== GIVEN ENTRIES ==
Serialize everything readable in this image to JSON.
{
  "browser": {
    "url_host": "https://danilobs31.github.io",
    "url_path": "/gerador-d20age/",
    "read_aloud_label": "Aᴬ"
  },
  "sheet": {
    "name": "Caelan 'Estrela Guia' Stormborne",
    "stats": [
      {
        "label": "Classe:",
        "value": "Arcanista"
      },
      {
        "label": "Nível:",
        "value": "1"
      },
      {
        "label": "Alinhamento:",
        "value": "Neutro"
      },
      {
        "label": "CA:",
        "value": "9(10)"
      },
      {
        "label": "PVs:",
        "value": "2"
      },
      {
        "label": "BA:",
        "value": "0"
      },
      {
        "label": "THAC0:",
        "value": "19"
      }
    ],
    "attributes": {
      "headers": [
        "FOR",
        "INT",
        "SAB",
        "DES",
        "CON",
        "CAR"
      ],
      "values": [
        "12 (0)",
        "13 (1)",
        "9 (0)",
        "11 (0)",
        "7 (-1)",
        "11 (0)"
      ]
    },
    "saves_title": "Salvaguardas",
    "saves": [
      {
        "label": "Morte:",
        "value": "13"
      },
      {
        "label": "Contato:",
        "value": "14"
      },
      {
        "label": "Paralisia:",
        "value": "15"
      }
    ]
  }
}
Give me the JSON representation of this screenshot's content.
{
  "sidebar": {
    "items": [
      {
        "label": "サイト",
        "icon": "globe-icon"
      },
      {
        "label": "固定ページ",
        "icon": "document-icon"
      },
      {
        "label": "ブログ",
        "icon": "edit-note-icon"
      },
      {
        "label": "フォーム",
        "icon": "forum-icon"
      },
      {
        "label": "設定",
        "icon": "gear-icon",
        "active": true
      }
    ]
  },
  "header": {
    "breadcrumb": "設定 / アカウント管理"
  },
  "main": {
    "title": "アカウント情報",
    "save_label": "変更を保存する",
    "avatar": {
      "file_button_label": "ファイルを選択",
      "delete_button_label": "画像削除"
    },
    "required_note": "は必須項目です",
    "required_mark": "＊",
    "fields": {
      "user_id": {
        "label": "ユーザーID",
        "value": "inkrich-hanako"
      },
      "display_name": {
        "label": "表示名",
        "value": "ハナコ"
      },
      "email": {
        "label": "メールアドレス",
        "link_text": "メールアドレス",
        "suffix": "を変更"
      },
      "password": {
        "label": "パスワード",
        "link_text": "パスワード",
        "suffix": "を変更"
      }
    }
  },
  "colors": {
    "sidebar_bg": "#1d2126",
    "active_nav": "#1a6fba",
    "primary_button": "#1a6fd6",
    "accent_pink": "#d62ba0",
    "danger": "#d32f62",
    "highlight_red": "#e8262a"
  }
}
===
_STATED TASK_
Collect each line containing the string "icon".

_REPLY_
        "icon": "globe-icon"
        "icon": "document-icon"
        "icon": "edit-note-icon"
        "icon": "forum-icon"
        "icon": "gear-icon",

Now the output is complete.